ТЕКСТ ДЛЯ ЧТЕНИЯ -
# # # #

Магия Старобинец оживляет даже самый неблагодарный материал: в романе «Истина», написанном в развитие российско-японского аниме «Первый отряд», разухабистый сюжет исходника наполняется реализмом и философской глубиной, вырастая до масштабов современной легенды. Это уже не придаток к основному продукту (и уж тем более не новеллизация), а полноценное художественное высказывание, которое можно воспринимать в отрыве от оригинала, – мрачная фантазия, затмевающая тему как таковую. Увы, сомнительная репутация мультфильма сослужила книге плохую службу – «Истина» фактически осталась непрочитанной.
Чуть больше повезло антиутопии «Живущий», замеченной – наконец-то! – российским фэндомом. Хотя автор и следует традициям Замятина, Хаксли и Брэдбери, проблематика романа насквозь современна, и в фокусе его находится явление, которое мы еще только начинаем осмысливать, – социальные сети, потихоньку перекраивающие наше хрупкое сознание по новым лекалам. Книга номинировалась на несколько фантастических премий (и удостоилась киевского «Портала») и собрала урожай хороших рецензий, но даже с учетом этого не получила и половины той известности, какой заслуживает. Видимо, час Старобинец еще не пробил; пожелаем ей терпения.

# # # #

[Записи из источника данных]

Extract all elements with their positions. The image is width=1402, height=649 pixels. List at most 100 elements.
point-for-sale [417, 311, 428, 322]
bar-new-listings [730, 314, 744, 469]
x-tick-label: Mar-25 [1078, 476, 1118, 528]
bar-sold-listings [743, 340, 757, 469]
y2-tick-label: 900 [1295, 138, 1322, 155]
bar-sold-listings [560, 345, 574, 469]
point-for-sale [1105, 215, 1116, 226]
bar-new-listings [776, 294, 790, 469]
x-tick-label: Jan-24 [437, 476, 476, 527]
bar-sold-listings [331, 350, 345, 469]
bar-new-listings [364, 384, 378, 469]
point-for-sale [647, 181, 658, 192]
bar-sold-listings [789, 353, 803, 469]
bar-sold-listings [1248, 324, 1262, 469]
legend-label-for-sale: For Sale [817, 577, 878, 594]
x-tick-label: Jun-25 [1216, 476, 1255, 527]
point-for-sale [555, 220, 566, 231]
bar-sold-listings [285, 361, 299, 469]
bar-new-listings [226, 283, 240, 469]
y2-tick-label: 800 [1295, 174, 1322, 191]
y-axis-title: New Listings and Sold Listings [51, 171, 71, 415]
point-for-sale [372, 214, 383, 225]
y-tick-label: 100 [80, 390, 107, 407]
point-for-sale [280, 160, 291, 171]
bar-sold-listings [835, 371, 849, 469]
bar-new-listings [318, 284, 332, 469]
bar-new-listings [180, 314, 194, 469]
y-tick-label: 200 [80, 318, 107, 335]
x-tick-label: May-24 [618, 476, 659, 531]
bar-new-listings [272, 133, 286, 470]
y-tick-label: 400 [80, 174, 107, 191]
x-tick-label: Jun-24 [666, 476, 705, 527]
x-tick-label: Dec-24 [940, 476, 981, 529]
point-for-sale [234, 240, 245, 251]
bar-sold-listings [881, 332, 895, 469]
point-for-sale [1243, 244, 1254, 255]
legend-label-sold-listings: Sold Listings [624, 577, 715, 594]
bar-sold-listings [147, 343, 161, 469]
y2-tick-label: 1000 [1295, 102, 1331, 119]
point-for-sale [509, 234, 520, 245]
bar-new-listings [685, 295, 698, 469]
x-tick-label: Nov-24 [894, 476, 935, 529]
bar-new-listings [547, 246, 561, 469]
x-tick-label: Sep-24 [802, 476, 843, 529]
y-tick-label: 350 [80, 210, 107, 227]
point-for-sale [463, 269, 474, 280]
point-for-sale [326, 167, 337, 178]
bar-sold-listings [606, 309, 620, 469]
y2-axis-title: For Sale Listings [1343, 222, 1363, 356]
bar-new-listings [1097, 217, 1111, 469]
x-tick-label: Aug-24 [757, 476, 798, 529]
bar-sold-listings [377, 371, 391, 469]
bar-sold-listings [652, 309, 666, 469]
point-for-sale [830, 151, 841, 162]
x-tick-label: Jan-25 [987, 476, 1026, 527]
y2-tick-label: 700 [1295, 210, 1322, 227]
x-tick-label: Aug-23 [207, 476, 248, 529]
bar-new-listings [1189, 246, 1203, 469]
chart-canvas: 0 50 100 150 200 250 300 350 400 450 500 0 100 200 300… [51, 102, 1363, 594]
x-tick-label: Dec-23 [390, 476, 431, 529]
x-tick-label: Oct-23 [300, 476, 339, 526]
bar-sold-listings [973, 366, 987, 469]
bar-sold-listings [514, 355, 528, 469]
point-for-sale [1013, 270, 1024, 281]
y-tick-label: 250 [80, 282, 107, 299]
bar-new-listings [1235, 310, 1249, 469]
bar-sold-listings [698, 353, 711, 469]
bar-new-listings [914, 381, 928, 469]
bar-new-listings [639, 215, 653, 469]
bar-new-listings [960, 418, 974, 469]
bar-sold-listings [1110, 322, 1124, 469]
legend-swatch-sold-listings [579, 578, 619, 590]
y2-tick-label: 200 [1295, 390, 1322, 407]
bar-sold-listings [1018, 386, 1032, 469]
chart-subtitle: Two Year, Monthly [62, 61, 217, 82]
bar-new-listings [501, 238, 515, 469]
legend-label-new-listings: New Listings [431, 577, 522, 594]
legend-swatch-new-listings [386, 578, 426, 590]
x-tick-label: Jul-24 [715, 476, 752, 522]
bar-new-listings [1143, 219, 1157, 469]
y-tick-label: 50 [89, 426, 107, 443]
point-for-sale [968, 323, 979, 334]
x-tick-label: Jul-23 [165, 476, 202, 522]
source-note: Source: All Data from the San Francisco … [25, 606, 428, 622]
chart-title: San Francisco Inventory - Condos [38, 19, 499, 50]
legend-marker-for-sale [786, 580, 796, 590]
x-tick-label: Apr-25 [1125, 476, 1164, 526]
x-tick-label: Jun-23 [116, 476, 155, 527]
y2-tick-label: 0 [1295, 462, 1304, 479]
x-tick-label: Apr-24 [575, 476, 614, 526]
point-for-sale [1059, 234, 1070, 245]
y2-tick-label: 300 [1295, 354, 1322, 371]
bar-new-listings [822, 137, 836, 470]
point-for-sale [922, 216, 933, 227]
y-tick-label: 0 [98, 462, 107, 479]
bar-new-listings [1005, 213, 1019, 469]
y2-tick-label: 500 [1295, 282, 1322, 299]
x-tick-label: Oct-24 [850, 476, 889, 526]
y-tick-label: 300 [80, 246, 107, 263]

# # # #

ЧТО НУЖНО СДЕЛАТЬ -
a - Сверьте с отрывком о книгах Старобинец три утверждения: (i) роман «Истина» написан в развитие аниме «Первый отряд»; (ii) «Истина» является новеллизацией мультфильма; (iii) «Живущий» получил киевский «Портал». Для каждого ответьте «да» или «нет» и приведите решающие слова отрывка дословно.
b - Выведите без изменений часть отрывка о книгах Старобинец от слов «Магия Старобинец оживляет» до слов «фактически осталась непрочитанной.» включительно.

ОТВЕТЫ ПО ЗАДАНИЯМ -
a -
(i) Да: «в романе «Истина», написанном в развитие российско-японского аниме «Первый отряд»».
(ii) Нет: «Это уже не придаток к основному продукту (и уж тем более не новеллизация)».
(iii) Да: «и удостоилась киевского «Портала»».

b -
Магия Старобинец оживляет даже самый неблагодарный материал: в романе «Истина», написанном в развитие российско-японского аниме «Первый отряд», разухабистый сюжет исходника наполняется реализмом и философской глубиной, вырастая до масштабов современной легенды. Это уже не придаток к основному продукту (и уж тем более не новеллизация), а полноценное художественное высказывание, которое можно воспринимать в отрыве от оригинала, – мрачная фантазия, затмевающая тему как таковую. Увы, сомнительная репутация мультфильма сослужила книге плохую службу – «Истина» фактически осталась непрочитанной.